_Aim_:
Send back all the data below, exactly as given.

_Given information_:
▬▬▬

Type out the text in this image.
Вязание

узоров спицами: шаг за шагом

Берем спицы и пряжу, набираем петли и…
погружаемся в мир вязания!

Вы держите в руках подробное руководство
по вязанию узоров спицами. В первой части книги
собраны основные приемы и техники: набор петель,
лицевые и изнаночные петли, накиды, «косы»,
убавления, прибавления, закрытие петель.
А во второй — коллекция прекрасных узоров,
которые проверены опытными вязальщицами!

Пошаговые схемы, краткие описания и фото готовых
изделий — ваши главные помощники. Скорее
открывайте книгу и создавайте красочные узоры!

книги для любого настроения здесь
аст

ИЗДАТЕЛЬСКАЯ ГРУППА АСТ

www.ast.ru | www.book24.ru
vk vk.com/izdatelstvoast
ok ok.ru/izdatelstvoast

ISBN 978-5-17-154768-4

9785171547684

▬▬▬

_The answer_:
Type out the text in this image.
Вязание

узоров спицами: шаг за шагом

Берем спицы и пряжу, набираем петли и…
погружаемся в мир вязания!

Вы держите в руках подробное руководство
по вязанию узоров спицами. В первой части книги
собраны основные приемы и техники: набор петель,
лицевые и изнаночные петли, накиды, «косы»,
убавления, прибавления, закрытие петель.
А во второй — коллекция прекрасных узоров,
которые проверены опытными вязальщицами!

Пошаговые схемы, краткие описания и фото готовых
изделий — ваши главные помощники. Скорее
открывайте книгу и создавайте красочные узоры!

книги для любого настроения здесь
аст

ИЗДАТЕЛЬСКАЯ ГРУППА АСТ

www.ast.ru | www.book24.ru
vk vk.com/izdatelstvoast
ok ok.ru/izdatelstvoast

ISBN 978-5-17-154768-4

9785171547684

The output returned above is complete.